— Start —
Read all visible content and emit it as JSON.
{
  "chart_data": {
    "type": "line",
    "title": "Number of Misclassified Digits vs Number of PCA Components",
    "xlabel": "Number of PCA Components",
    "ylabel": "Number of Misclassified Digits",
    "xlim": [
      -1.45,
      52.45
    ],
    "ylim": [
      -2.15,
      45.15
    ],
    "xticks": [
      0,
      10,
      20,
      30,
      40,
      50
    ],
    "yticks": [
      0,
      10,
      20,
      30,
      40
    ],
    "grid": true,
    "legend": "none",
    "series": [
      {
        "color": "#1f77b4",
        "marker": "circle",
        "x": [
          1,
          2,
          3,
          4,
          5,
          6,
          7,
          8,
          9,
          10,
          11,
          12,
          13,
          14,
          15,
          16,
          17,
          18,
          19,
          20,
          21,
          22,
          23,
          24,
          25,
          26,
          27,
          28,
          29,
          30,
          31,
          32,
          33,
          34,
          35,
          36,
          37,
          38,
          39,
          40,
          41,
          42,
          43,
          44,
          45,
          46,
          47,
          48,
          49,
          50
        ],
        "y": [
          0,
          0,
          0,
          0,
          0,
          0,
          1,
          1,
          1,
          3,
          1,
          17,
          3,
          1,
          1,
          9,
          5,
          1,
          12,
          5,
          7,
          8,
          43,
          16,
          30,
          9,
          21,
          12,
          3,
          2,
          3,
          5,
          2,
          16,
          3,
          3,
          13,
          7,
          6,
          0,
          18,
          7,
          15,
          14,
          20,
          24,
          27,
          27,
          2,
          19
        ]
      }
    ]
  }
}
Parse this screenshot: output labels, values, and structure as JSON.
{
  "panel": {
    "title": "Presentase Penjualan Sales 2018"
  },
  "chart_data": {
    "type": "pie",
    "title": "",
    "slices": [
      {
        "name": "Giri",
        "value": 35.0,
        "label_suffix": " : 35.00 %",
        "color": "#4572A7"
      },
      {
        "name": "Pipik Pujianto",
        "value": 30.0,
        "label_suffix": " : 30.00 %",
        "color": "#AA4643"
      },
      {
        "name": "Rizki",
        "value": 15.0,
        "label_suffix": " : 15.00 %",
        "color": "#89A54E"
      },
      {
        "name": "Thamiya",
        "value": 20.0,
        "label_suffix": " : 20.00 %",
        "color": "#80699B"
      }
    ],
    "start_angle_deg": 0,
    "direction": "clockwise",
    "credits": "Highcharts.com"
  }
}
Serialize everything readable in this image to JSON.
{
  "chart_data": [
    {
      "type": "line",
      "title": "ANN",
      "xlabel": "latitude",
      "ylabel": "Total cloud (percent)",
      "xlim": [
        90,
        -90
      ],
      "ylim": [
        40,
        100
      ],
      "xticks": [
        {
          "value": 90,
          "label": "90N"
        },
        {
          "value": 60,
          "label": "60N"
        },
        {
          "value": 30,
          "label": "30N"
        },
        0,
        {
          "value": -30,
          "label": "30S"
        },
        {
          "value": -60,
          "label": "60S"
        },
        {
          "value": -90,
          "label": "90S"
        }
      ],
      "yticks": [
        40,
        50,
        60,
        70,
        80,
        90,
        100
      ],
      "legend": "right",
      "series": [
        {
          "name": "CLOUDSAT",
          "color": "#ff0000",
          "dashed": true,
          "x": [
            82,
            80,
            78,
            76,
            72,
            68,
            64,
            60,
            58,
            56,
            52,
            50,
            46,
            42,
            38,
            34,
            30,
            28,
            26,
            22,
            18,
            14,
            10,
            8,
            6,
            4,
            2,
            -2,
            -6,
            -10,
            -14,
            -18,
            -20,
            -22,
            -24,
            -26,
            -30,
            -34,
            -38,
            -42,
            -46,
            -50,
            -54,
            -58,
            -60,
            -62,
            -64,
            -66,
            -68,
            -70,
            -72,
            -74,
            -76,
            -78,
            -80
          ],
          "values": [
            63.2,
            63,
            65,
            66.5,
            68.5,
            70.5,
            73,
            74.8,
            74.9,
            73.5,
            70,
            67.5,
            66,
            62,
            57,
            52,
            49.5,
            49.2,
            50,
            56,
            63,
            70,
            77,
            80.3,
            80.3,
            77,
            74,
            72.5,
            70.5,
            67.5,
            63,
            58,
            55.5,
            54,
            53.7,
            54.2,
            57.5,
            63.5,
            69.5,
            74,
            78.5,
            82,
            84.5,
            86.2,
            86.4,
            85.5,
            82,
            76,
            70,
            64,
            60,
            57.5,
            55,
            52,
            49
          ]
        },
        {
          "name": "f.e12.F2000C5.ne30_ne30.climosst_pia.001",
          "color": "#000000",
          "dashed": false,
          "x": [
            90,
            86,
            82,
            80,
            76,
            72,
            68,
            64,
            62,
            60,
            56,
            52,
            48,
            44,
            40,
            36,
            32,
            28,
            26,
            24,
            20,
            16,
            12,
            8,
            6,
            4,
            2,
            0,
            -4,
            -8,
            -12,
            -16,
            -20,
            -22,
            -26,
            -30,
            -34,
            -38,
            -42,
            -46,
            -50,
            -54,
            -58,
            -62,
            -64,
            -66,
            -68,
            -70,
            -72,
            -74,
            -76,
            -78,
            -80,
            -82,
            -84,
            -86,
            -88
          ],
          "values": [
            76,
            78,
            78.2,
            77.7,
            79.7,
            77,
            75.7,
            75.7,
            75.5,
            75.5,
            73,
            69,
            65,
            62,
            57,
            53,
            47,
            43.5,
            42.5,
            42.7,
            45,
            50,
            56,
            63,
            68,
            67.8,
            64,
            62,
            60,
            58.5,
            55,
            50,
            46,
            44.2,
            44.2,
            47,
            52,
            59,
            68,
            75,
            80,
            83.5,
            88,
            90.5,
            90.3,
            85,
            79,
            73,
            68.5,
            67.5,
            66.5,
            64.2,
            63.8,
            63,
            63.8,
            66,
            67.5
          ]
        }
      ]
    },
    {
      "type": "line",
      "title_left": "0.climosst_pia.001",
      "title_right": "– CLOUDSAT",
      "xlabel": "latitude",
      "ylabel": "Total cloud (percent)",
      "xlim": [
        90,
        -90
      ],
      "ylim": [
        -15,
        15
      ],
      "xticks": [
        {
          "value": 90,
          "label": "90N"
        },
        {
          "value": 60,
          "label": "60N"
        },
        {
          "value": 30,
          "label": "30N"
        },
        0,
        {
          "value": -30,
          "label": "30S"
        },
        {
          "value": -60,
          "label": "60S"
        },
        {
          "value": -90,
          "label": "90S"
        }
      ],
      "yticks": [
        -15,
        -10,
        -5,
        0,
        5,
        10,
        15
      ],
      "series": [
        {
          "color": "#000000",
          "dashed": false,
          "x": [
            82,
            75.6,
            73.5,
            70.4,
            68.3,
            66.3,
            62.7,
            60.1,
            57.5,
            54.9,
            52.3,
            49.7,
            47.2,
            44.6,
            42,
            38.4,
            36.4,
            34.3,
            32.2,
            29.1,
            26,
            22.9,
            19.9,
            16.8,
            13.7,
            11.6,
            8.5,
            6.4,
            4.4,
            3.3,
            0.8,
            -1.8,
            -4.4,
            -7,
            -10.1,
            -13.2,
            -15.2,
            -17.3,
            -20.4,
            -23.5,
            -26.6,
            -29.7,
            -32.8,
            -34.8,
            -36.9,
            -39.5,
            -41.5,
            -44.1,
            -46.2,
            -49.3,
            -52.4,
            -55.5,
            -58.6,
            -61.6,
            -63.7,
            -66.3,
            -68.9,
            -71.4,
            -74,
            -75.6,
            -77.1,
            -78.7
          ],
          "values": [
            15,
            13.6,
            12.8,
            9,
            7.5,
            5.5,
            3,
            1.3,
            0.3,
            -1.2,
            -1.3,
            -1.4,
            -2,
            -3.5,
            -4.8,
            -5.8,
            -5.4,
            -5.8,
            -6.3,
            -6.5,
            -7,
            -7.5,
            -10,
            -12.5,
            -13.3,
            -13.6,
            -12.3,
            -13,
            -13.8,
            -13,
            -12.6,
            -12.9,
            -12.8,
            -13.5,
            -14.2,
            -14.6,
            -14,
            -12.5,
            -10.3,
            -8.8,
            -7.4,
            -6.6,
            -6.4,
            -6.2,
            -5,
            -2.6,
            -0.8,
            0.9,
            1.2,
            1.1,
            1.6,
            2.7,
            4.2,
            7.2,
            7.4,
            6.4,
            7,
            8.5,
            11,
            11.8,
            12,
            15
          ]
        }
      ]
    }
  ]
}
— End —
## PROBLEM DESCRIPTION:
Of the lines in this listing, report how many contain the string "JSON", and give the number only.

## EXERCISE RESPONSE:
3